▶ **Dataset entries**

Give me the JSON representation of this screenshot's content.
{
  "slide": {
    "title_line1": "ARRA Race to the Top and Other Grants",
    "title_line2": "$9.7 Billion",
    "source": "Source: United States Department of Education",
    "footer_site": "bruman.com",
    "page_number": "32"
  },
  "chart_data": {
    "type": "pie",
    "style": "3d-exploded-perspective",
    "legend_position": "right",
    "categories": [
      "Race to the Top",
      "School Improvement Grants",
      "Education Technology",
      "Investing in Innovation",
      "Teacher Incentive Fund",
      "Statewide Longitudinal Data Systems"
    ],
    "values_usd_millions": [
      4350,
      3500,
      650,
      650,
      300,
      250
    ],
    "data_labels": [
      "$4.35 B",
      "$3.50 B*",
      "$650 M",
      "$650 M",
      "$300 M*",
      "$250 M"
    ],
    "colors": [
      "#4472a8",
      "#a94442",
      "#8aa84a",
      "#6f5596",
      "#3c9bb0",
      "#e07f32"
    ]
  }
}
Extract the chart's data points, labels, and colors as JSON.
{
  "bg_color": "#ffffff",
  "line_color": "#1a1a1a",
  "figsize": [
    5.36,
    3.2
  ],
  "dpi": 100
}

▶ **Short task**
Copy each line exactly, from the line containing "Extract the chart's" down to the last line of the material, and no other lines.

▶ **Completed task**
Extract the chart's data points, labels, and colors as JSON.
{
  "bg_color": "#ffffff",
  "line_color": "#1a1a1a",
  "figsize": [
    5.36,
    3.2
  ],
  "dpi": 100
}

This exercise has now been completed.